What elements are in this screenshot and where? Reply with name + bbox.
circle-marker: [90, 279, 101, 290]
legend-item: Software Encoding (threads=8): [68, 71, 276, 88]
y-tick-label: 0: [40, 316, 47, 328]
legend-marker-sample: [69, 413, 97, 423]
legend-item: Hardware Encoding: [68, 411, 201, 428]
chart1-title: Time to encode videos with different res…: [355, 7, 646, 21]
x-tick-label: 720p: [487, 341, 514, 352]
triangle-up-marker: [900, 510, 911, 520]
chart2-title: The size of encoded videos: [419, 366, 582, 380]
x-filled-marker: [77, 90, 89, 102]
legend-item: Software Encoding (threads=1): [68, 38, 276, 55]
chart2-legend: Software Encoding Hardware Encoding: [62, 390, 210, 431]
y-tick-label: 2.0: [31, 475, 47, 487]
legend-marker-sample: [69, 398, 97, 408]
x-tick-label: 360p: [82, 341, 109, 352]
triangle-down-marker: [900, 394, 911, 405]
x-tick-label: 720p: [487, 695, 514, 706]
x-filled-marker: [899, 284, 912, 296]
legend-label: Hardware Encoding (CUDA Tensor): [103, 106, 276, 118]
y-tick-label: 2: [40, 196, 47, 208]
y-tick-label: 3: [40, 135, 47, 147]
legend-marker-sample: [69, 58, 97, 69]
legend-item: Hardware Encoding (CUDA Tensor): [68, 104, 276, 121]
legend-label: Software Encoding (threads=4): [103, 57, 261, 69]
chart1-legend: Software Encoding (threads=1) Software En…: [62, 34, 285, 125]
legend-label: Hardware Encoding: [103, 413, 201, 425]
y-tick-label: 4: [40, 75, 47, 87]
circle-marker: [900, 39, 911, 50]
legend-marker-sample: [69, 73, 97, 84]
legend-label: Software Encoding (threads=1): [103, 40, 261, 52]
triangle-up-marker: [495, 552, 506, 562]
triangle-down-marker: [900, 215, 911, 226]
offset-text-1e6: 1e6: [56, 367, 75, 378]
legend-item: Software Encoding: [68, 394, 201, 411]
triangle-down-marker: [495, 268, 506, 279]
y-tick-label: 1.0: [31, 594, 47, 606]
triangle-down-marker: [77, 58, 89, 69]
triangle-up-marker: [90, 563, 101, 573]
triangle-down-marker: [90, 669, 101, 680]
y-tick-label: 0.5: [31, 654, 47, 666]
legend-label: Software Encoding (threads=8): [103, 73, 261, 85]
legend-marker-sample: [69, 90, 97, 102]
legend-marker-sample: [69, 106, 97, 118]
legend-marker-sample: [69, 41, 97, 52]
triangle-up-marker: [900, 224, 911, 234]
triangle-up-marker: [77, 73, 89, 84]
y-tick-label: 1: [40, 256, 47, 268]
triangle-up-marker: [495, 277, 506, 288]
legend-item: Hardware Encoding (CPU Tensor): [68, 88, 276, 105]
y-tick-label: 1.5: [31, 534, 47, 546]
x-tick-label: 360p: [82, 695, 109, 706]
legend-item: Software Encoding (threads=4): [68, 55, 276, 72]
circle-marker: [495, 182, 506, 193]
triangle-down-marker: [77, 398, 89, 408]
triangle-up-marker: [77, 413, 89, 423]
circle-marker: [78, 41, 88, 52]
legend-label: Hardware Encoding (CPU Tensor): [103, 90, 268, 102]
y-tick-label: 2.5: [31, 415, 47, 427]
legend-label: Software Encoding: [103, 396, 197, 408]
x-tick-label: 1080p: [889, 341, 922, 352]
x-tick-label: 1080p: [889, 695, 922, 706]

[SET PROBLEM]
In everything from the start of the material down to and including the line containing "legend-marker-sample: [69, 413, 97, 423]", change "Software Encoding" to "CPU Encoding". Reproduce only those lines, leaving all else unaltered.

[RESPONSE]
What elements are in this screenshot and where? Reply with name + bbox.
circle-marker: [90, 279, 101, 290]
legend-item: CPU Encoding (threads=8): [68, 71, 276, 88]
y-tick-label: 0: [40, 316, 47, 328]
legend-marker-sample: [69, 413, 97, 423]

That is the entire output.